Data records:
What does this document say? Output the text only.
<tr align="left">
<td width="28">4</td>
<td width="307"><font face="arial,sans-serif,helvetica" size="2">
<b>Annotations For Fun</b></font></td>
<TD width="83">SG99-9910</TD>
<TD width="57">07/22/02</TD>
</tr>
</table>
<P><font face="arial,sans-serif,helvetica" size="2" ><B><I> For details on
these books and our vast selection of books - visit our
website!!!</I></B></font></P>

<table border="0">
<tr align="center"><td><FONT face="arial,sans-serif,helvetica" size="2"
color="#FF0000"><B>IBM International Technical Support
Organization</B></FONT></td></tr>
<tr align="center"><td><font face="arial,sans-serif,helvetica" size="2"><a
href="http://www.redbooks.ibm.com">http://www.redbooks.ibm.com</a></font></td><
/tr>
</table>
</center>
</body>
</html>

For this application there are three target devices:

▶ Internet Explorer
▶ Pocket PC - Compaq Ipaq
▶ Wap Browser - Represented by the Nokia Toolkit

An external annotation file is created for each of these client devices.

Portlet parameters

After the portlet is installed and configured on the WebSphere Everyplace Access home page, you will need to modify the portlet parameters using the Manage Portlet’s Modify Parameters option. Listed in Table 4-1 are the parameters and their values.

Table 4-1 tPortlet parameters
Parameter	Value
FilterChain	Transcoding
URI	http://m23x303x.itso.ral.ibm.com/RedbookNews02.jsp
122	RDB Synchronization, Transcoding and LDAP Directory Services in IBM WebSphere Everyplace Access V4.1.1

* EXERCISE:
Which lines above contain "arial"? Show each of them.

* TASK RESPONSE:
<td width="307"><font face="arial,sans-serif,helvetica" size="2">
<P><font face="arial,sans-serif,helvetica" size="2" ><B><I> For details on
<tr align="center"><td><FONT face="arial,sans-serif,helvetica" size="2"
<tr align="center"><td><font face="arial,sans-serif,helvetica" size="2"><a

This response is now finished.